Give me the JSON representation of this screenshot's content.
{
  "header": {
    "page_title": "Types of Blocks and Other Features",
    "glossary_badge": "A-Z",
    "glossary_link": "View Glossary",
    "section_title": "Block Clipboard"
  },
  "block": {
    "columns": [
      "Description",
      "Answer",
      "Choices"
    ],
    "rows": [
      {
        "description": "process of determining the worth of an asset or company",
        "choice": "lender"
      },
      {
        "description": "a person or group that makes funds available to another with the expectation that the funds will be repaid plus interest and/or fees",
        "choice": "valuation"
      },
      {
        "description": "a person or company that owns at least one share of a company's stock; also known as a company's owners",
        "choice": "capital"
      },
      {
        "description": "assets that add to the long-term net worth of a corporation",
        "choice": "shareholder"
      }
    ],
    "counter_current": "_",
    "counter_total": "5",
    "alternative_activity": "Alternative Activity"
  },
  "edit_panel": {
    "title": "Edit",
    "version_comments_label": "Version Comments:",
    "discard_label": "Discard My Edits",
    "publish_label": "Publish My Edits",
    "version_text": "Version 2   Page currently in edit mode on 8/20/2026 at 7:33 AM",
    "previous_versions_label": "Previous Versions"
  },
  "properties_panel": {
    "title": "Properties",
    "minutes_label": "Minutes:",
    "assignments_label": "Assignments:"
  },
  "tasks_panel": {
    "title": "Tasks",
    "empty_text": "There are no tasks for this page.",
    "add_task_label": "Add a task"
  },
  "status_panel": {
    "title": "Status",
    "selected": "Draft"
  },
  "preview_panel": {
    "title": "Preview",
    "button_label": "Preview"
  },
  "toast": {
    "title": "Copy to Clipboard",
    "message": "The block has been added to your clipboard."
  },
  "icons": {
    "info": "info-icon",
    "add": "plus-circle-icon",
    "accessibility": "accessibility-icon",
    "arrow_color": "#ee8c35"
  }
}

━━━━

Write out every line exactly as it stands.

Give me the JSON representation of this screenshot's content.
{
  "header": {
    "page_title": "Types of Blocks and Other Features",
    "glossary_badge": "A-Z",
    "glossary_link": "View Glossary",
    "section_title": "Block Clipboard"
  },
  "block": {
    "columns": [
      "Description",
      "Answer",
      "Choices"
    ],
    "rows": [
      {
        "description": "process of determining the worth of an asset or company",
        "choice": "lender"
      },
      {
        "description": "a person or group that makes funds available to another with the expectation that the funds will be repaid plus interest and/or fees",
        "choice": "valuation"
      },
      {
        "description": "a person or company that owns at least one share of a company's stock; also known as a company's owners",
        "choice": "capital"
      },
      {
        "description": "assets that add to the long-term net worth of a corporation",
        "choice": "shareholder"
      }
    ],
    "counter_current": "_",
    "counter_total": "5",
    "alternative_activity": "Alternative Activity"
  },
  "edit_panel": {
    "title": "Edit",
    "version_comments_label": "Version Comments:",
    "discard_label": "Discard My Edits",
    "publish_label": "Publish My Edits",
    "version_text": "Version 2   Page currently in edit mode on 8/20/2026 at 7:33 AM",
    "previous_versions_label": "Previous Versions"
  },
  "properties_panel": {
    "title": "Properties",
    "minutes_label": "Minutes:",
    "assignments_label": "Assignments:"
  },
  "tasks_panel": {
    "title": "Tasks",
    "empty_text": "There are no tasks for this page.",
    "add_task_label": "Add a task"
  },
  "status_panel": {
    "title": "Status",
    "selected": "Draft"
  },
  "preview_panel": {
    "title": "Preview",
    "button_label": "Preview"
  },
  "toast": {
    "title": "Copy to Clipboard",
    "message": "The block has been added to your clipboard."
  },
  "icons": {
    "info": "info-icon",
    "add": "plus-circle-icon",
    "accessibility": "accessibility-icon",
    "arrow_color": "#ee8c35"
  }
}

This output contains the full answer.